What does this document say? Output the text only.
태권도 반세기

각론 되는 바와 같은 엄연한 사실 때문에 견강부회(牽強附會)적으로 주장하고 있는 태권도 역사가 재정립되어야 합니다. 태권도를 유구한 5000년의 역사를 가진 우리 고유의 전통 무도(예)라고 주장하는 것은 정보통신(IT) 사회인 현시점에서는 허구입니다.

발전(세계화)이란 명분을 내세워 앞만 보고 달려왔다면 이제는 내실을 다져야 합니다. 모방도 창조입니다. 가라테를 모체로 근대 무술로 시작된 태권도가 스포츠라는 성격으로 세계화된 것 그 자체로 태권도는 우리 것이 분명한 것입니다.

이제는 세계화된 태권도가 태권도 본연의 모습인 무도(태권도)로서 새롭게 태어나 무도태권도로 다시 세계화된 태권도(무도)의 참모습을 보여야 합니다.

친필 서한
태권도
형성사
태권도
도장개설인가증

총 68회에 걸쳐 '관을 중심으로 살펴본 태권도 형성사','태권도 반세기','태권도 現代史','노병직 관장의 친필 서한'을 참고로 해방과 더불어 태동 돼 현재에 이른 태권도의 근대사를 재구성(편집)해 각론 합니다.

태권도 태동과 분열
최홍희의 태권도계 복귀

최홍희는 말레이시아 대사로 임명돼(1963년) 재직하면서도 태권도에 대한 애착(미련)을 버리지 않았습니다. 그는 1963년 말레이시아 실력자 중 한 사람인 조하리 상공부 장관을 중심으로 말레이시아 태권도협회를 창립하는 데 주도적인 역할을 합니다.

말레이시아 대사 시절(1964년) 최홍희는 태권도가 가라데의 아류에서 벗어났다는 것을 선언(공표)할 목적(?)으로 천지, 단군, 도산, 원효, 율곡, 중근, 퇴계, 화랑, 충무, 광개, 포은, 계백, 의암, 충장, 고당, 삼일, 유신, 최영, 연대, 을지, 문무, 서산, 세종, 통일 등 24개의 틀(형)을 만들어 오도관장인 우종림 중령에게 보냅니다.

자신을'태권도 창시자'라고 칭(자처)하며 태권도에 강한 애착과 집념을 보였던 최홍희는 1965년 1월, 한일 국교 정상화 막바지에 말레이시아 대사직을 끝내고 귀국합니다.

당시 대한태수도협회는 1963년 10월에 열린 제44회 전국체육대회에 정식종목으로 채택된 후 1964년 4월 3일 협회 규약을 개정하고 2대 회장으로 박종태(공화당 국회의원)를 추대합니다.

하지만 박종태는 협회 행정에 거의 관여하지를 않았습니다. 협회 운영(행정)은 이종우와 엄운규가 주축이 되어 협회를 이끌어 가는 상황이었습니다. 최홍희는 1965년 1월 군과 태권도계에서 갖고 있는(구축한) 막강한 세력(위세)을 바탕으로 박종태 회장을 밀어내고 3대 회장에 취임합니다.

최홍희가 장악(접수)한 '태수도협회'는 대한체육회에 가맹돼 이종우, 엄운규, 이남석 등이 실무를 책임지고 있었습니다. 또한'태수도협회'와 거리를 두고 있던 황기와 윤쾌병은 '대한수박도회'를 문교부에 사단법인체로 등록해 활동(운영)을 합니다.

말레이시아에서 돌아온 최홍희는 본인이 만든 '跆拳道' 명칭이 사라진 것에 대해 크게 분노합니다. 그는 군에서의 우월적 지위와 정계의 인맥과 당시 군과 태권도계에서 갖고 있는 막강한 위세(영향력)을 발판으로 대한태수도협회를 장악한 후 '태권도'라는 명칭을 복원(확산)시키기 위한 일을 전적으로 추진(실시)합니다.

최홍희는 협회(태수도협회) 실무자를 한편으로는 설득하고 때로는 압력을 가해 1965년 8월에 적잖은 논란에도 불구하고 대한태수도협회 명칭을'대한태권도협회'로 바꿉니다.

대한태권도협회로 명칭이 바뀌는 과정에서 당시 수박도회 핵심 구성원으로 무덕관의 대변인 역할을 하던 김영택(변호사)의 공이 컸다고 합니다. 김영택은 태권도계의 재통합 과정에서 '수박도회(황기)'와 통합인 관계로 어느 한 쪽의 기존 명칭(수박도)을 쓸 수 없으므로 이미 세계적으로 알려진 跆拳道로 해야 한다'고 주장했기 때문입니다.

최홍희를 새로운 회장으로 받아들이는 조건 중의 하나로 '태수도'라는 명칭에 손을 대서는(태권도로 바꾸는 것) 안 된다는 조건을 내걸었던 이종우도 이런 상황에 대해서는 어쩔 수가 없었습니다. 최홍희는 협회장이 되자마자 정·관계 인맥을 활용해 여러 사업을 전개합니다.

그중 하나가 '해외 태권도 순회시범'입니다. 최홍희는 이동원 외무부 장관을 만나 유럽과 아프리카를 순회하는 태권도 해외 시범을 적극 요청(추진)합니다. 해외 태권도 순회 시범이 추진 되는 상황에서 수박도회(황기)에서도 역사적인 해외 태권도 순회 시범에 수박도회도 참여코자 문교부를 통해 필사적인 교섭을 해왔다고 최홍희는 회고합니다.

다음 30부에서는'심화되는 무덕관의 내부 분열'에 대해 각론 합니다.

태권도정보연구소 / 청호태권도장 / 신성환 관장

######

• **Job**
Copy and report every line where the word "세계화된" is present.

• **Answer to this exercise**
발전(세계화)이란 명분을 내세워 앞만 보고 달려왔다면 이제는 내실을 다져야 합니다. 모방도 창조입니다. 가라테를 모체로 근대 무술로 시작된 태권도가 스포츠라는 성격으로 세계화된 것 그 자체로 태권도는 우리 것이 분명한 것입니다.
이제는 세계화된 태권도가 태권도 본연의 모습인 무도(태권도)로서 새롭게 태어나 무도태권도로 다시 세계화된 태권도(무도)의 참모습을 보여야 합니다.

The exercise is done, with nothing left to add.